** LISTED ENTRIES **
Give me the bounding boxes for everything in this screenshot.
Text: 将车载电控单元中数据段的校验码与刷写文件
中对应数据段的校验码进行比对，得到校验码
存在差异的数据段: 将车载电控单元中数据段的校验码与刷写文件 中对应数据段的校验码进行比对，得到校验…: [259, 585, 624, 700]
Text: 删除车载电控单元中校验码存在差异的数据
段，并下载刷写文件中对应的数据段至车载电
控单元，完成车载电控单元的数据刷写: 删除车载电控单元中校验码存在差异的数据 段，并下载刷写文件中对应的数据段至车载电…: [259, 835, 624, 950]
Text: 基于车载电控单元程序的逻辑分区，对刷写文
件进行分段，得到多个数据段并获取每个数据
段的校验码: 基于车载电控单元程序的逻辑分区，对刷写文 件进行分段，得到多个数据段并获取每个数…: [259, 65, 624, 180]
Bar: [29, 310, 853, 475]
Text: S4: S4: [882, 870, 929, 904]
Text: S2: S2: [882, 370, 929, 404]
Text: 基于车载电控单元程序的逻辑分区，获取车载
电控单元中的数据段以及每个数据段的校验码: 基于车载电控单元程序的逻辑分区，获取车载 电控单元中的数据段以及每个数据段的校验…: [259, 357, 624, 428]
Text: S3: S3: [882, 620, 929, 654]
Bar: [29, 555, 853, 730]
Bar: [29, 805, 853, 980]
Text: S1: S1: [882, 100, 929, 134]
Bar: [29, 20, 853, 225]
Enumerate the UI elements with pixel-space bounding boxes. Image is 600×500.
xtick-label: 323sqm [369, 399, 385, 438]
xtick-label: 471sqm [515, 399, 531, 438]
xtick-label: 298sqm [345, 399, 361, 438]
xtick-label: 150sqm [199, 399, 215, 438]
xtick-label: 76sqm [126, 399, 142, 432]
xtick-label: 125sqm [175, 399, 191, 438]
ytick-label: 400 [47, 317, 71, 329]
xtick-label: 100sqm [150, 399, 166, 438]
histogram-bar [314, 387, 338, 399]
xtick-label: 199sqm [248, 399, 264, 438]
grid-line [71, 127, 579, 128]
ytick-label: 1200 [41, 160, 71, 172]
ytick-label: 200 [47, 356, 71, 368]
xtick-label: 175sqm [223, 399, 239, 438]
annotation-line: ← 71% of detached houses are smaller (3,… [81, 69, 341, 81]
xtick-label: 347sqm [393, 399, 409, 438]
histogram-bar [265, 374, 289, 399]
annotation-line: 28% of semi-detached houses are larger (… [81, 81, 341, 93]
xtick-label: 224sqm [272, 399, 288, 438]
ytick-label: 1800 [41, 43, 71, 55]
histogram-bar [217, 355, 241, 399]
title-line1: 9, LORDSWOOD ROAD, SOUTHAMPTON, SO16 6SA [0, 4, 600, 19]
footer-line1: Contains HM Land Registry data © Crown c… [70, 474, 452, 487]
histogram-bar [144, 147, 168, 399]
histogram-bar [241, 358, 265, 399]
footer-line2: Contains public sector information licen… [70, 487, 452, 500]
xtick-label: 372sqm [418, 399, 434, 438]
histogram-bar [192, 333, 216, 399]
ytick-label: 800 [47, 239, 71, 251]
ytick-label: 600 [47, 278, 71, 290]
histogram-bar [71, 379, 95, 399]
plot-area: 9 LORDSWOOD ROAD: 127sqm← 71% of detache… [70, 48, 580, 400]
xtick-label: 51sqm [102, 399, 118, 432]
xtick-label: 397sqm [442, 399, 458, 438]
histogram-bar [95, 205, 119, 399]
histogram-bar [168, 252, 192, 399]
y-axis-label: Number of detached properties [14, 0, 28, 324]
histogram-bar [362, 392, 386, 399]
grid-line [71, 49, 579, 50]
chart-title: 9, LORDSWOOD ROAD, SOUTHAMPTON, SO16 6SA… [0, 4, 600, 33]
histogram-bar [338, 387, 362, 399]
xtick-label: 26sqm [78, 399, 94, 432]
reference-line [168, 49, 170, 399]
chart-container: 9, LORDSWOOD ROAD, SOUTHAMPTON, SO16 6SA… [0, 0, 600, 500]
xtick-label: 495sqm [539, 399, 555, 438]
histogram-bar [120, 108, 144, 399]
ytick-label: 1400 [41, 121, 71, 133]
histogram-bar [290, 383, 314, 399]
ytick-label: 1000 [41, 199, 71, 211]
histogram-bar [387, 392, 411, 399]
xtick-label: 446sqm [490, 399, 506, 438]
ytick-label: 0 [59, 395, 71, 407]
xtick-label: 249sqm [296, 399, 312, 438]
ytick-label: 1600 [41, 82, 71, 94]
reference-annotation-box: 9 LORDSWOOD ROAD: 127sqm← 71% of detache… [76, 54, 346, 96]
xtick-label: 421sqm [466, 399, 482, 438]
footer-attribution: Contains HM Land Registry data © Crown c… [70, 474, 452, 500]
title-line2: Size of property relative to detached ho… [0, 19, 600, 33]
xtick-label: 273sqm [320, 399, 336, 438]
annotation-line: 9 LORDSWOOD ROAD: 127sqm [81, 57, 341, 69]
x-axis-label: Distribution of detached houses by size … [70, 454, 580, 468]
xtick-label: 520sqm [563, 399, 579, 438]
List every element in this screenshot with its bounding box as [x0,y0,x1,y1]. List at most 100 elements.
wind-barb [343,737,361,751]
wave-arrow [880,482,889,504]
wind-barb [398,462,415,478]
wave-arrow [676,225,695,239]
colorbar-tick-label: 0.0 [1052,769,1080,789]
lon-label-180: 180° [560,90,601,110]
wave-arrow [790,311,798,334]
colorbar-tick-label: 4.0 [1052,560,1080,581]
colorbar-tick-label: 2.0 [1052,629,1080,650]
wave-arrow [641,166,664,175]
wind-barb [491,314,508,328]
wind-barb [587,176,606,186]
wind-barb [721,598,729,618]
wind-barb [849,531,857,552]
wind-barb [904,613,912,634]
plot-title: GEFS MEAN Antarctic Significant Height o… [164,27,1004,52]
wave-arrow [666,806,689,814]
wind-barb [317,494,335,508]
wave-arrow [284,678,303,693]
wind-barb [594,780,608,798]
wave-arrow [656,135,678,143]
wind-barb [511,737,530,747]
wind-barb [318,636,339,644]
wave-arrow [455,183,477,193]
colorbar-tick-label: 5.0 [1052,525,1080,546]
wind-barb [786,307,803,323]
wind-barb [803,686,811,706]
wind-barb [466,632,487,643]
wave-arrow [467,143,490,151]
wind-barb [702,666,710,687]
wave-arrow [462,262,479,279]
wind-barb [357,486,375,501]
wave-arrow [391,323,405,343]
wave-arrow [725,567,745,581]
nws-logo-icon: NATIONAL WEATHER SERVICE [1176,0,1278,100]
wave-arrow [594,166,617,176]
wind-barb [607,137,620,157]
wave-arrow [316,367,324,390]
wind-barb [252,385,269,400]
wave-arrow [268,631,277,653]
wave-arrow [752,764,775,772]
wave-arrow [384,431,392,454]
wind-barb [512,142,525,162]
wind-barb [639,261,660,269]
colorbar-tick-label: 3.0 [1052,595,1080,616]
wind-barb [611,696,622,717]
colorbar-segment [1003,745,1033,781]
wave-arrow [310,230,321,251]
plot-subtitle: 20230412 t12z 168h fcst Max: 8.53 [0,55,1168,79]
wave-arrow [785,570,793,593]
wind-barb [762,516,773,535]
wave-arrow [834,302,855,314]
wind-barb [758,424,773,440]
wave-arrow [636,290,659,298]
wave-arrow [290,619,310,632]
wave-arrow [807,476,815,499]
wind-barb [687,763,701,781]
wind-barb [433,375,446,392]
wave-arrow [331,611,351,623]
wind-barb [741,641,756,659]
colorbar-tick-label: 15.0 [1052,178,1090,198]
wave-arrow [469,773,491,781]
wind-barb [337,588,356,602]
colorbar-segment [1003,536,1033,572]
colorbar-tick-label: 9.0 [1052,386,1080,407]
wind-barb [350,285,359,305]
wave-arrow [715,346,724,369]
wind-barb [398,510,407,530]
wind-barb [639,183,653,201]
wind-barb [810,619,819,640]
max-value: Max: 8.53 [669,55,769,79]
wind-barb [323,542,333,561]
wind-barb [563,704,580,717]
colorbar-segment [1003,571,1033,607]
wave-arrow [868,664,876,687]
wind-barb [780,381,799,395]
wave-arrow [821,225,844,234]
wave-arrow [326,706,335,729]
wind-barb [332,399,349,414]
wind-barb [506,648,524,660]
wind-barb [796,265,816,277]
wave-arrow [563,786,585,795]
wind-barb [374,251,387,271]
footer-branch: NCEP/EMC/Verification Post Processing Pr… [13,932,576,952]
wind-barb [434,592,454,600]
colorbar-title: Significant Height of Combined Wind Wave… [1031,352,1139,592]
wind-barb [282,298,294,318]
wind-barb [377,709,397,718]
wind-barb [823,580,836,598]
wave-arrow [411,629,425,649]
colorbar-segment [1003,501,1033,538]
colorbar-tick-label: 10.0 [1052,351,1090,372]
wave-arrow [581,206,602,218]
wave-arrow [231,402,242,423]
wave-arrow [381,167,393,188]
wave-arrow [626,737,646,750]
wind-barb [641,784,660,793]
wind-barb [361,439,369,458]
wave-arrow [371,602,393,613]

** THE TASK **
Can you rewrite the records from the very start through the line that contains "Text: 基于车载电控单元程序的逻辑分区，对刷写文", with "screenshot" replaced by "image" and everything else unchanged? Return only those lines.

** WRITTEN RESPONSE **
Give me the bounding boxes for everything in this image.
Text: 将车载电控单元中数据段的校验码与刷写文件
中对应数据段的校验码进行比对，得到校验码
存在差异的数据段: 将车载电控单元中数据段的校验码与刷写文件 中对应数据段的校验码进行比对，得到校验…: [259, 585, 624, 700]
Text: 删除车载电控单元中校验码存在差异的数据
段，并下载刷写文件中对应的数据段至车载电
控单元，完成车载电控单元的数据刷写: 删除车载电控单元中校验码存在差异的数据 段，并下载刷写文件中对应的数据段至车载电…: [259, 835, 624, 950]
Text: 基于车载电控单元程序的逻辑分区，对刷写文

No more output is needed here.